● **DIRECTION**
Each of the entries should be retyped precisely as it appears.

● **RECORDS FOR PROCESSING**

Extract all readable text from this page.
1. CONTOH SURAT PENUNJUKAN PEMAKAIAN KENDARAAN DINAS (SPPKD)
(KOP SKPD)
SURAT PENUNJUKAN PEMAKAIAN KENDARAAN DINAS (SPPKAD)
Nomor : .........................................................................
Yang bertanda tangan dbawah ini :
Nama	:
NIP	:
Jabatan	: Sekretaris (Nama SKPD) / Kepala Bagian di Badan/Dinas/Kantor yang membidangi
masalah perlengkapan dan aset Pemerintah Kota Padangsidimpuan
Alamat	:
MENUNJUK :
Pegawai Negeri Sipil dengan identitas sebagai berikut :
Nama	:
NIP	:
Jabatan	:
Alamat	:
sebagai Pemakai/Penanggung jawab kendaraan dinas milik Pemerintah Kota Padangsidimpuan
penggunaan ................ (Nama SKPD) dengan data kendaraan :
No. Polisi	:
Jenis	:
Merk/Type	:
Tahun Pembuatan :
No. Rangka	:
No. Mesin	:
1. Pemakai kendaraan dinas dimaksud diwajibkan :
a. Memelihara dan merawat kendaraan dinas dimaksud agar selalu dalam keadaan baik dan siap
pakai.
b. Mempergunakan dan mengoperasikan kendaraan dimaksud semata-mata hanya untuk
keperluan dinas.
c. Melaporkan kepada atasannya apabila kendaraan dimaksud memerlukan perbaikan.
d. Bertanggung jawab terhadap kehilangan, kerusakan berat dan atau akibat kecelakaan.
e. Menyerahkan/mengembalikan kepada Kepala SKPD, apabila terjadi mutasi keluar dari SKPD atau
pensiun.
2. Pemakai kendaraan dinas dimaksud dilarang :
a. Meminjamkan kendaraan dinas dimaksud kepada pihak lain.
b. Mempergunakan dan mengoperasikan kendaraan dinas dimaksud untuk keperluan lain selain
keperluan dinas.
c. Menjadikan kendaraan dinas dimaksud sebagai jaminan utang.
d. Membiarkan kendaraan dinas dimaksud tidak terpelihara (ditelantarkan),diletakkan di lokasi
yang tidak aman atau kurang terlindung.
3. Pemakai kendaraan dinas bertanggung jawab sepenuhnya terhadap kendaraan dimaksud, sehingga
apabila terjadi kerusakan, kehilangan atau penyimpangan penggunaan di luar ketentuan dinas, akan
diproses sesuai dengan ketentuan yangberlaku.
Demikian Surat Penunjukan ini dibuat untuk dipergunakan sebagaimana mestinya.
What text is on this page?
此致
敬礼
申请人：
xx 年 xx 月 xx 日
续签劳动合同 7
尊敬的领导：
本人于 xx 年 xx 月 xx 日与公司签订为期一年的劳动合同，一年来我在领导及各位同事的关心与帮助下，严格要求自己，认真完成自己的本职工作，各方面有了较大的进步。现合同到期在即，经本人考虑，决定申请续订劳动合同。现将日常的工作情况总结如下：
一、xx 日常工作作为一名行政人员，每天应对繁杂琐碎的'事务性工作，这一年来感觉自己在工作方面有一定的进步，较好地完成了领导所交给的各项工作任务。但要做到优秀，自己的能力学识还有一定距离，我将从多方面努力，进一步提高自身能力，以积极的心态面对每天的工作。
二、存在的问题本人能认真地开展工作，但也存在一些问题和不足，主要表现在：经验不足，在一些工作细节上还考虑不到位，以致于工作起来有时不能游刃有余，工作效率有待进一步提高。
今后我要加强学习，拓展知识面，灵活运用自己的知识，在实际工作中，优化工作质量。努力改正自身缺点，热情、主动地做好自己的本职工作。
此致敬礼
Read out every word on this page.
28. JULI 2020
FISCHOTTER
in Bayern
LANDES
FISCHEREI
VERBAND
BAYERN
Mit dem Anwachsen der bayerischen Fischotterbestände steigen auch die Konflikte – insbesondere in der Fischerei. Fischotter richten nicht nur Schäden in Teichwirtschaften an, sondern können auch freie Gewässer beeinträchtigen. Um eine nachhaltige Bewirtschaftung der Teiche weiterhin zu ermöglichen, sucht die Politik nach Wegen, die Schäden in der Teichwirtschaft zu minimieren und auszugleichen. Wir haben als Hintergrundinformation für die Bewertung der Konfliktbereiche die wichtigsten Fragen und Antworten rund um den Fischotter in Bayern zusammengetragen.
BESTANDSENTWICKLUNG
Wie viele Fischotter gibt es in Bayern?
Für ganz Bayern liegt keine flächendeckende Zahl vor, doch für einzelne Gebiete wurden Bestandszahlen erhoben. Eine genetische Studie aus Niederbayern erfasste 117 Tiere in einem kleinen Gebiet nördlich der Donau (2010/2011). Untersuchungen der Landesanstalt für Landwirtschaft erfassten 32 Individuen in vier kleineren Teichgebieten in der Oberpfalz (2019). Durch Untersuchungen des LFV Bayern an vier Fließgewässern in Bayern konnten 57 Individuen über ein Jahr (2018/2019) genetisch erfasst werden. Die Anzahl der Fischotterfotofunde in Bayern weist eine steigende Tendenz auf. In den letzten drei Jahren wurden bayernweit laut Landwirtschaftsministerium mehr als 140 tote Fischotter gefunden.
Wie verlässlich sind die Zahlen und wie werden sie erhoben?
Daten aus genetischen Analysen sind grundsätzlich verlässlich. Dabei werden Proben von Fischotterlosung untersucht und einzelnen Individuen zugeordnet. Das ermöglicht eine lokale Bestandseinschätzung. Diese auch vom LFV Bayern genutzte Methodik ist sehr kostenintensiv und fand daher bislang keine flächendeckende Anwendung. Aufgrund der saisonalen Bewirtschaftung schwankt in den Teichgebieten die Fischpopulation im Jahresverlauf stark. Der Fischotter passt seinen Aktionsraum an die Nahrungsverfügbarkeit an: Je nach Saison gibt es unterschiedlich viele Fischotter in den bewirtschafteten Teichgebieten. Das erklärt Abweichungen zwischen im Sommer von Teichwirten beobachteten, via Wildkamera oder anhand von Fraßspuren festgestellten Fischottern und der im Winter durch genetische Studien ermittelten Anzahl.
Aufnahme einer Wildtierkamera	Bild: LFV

● **SOLUTION FOR THIS PROBLEM**
Extract all readable text from this page.
1. CONTOH SURAT PENUNJUKAN PEMAKAIAN KENDARAAN DINAS (SPPKD)
(KOP SKPD)
SURAT PENUNJUKAN PEMAKAIAN KENDARAAN DINAS (SPPKAD)
Nomor : .........................................................................
Yang bertanda tangan dbawah ini :
Nama	:
NIP	:
Jabatan	: Sekretaris (Nama SKPD) / Kepala Bagian di Badan/Dinas/Kantor yang membidangi
masalah perlengkapan dan aset Pemerintah Kota Padangsidimpuan
Alamat	:
MENUNJUK :
Pegawai Negeri Sipil dengan identitas sebagai berikut :
Nama	:
NIP	:
Jabatan	:
Alamat	:
sebagai Pemakai/Penanggung jawab kendaraan dinas milik Pemerintah Kota Padangsidimpuan
penggunaan ................ (Nama SKPD) dengan data kendaraan :
No. Polisi	:
Jenis	:
Merk/Type	:
Tahun Pembuatan :
No. Rangka	:
No. Mesin	:
1. Pemakai kendaraan dinas dimaksud diwajibkan :
a. Memelihara dan merawat kendaraan dinas dimaksud agar selalu dalam keadaan baik dan siap
pakai.
b. Mempergunakan dan mengoperasikan kendaraan dimaksud semata-mata hanya untuk
keperluan dinas.
c. Melaporkan kepada atasannya apabila kendaraan dimaksud memerlukan perbaikan.
d. Bertanggung jawab terhadap kehilangan, kerusakan berat dan atau akibat kecelakaan.
e. Menyerahkan/mengembalikan kepada Kepala SKPD, apabila terjadi mutasi keluar dari SKPD atau
pensiun.
2. Pemakai kendaraan dinas dimaksud dilarang :
a. Meminjamkan kendaraan dinas dimaksud kepada pihak lain.
b. Mempergunakan dan mengoperasikan kendaraan dinas dimaksud untuk keperluan lain selain
keperluan dinas.
c. Menjadikan kendaraan dinas dimaksud sebagai jaminan utang.
d. Membiarkan kendaraan dinas dimaksud tidak terpelihara (ditelantarkan),diletakkan di lokasi
yang tidak aman atau kurang terlindung.
3. Pemakai kendaraan dinas bertanggung jawab sepenuhnya terhadap kendaraan dimaksud, sehingga
apabila terjadi kerusakan, kehilangan atau penyimpangan penggunaan di luar ketentuan dinas, akan
diproses sesuai dengan ketentuan yangberlaku.
Demikian Surat Penunjukan ini dibuat untuk dipergunakan sebagaimana mestinya.
What text is on this page?
此致
敬礼
申请人：
xx 年 xx 月 xx 日
续签劳动合同 7
尊敬的领导：
本人于 xx 年 xx 月 xx 日与公司签订为期一年的劳动合同，一年来我在领导及各位同事的关心与帮助下，严格要求自己，认真完成自己的本职工作，各方面有了较大的进步。现合同到期在即，经本人考虑，决定申请续订劳动合同。现将日常的工作情况总结如下：
一、xx 日常工作作为一名行政人员，每天应对繁杂琐碎的'事务性工作，这一年来感觉自己在工作方面有一定的进步，较好地完成了领导所交给的各项工作任务。但要做到优秀，自己的能力学识还有一定距离，我将从多方面努力，进一步提高自身能力，以积极的心态面对每天的工作。
二、存在的问题本人能认真地开展工作，但也存在一些问题和不足，主要表现在：经验不足，在一些工作细节上还考虑不到位，以致于工作起来有时不能游刃有余，工作效率有待进一步提高。
今后我要加强学习，拓展知识面，灵活运用自己的知识，在实际工作中，优化工作质量。努力改正自身缺点，热情、主动地做好自己的本职工作。
此致敬礼
Read out every word on this page.
28. JULI 2020
FISCHOTTER
in Bayern
LANDES
FISCHEREI
VERBAND
BAYERN
Mit dem Anwachsen der bayerischen Fischotterbestände steigen auch die Konflikte – insbesondere in der Fischerei. Fischotter richten nicht nur Schäden in Teichwirtschaften an, sondern können auch freie Gewässer beeinträchtigen. Um eine nachhaltige Bewirtschaftung der Teiche weiterhin zu ermöglichen, sucht die Politik nach Wegen, die Schäden in der Teichwirtschaft zu minimieren und auszugleichen. Wir haben als Hintergrundinformation für die Bewertung der Konfliktbereiche die wichtigsten Fragen und Antworten rund um den Fischotter in Bayern zusammengetragen.
BESTANDSENTWICKLUNG
Wie viele Fischotter gibt es in Bayern?
Für ganz Bayern liegt keine flächendeckende Zahl vor, doch für einzelne Gebiete wurden Bestandszahlen erhoben. Eine genetische Studie aus Niederbayern erfasste 117 Tiere in einem kleinen Gebiet nördlich der Donau (2010/2011). Untersuchungen der Landesanstalt für Landwirtschaft erfassten 32 Individuen in vier kleineren Teichgebieten in der Oberpfalz (2019). Durch Untersuchungen des LFV Bayern an vier Fließgewässern in Bayern konnten 57 Individuen über ein Jahr (2018/2019) genetisch erfasst werden. Die Anzahl der Fischotterfotofunde in Bayern weist eine steigende Tendenz auf. In den letzten drei Jahren wurden bayernweit laut Landwirtschaftsministerium mehr als 140 tote Fischotter gefunden.
Wie verlässlich sind die Zahlen und wie werden sie erhoben?
Daten aus genetischen Analysen sind grundsätzlich verlässlich. Dabei werden Proben von Fischotterlosung untersucht und einzelnen Individuen zugeordnet. Das ermöglicht eine lokale Bestandseinschätzung. Diese auch vom LFV Bayern genutzte Methodik ist sehr kostenintensiv und fand daher bislang keine flächendeckende Anwendung. Aufgrund der saisonalen Bewirtschaftung schwankt in den Teichgebieten die Fischpopulation im Jahresverlauf stark. Der Fischotter passt seinen Aktionsraum an die Nahrungsverfügbarkeit an: Je nach Saison gibt es unterschiedlich viele Fischotter in den bewirtschafteten Teichgebieten. Das erklärt Abweichungen zwischen im Sommer von Teichwirten beobachteten, via Wildkamera oder anhand von Fraßspuren festgestellten Fischottern und der im Winter durch genetische Studien ermittelten Anzahl.
Aufnahme einer Wildtierkamera	Bild: LFV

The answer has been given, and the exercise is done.